WHAT IS ASKED: Pull out from the material below all lines with "көшірмесі".

SUPPLIED MATERIAL:
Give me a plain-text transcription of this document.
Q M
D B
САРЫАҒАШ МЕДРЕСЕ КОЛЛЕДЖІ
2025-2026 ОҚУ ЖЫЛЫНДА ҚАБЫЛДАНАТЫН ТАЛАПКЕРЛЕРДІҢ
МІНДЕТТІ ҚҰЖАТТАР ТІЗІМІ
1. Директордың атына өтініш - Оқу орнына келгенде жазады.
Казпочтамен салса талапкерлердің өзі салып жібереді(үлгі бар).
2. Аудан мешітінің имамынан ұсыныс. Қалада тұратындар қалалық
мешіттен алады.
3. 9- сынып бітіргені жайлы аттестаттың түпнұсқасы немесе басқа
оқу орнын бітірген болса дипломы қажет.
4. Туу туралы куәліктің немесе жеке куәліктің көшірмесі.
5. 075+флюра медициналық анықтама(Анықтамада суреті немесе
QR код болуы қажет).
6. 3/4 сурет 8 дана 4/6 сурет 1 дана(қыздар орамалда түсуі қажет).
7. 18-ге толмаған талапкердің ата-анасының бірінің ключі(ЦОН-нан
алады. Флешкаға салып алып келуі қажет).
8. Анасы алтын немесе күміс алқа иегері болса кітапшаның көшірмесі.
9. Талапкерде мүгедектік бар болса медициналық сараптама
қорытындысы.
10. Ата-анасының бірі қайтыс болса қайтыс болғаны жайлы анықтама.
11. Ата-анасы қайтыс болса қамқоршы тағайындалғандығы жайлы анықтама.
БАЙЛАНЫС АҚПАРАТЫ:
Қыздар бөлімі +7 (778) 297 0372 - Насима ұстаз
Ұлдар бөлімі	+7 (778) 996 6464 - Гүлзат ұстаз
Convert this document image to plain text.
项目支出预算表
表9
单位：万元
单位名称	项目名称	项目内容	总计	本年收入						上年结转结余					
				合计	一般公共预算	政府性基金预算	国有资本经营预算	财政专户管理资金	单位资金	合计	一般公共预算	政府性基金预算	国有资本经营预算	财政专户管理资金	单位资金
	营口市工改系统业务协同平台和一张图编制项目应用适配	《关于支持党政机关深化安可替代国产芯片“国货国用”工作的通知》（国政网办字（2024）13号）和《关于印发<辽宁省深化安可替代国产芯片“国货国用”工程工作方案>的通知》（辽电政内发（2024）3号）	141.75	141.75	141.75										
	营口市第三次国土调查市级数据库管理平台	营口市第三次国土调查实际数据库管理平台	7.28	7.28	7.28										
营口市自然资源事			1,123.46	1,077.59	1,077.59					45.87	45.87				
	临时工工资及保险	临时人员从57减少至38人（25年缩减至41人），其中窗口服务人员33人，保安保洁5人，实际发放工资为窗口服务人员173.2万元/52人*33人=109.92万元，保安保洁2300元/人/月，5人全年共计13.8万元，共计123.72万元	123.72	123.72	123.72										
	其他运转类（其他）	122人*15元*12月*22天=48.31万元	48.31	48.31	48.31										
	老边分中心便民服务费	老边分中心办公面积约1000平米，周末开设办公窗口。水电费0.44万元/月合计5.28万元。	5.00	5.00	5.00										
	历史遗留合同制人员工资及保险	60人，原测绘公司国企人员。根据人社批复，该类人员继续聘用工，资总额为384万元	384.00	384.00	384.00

THE RESULT:
4. Туу туралы куәліктің немесе жеке куәліктің көшірмесі.
8. Анасы алтын немесе күміс алқа иегері болса кітапшаның көшірмесі.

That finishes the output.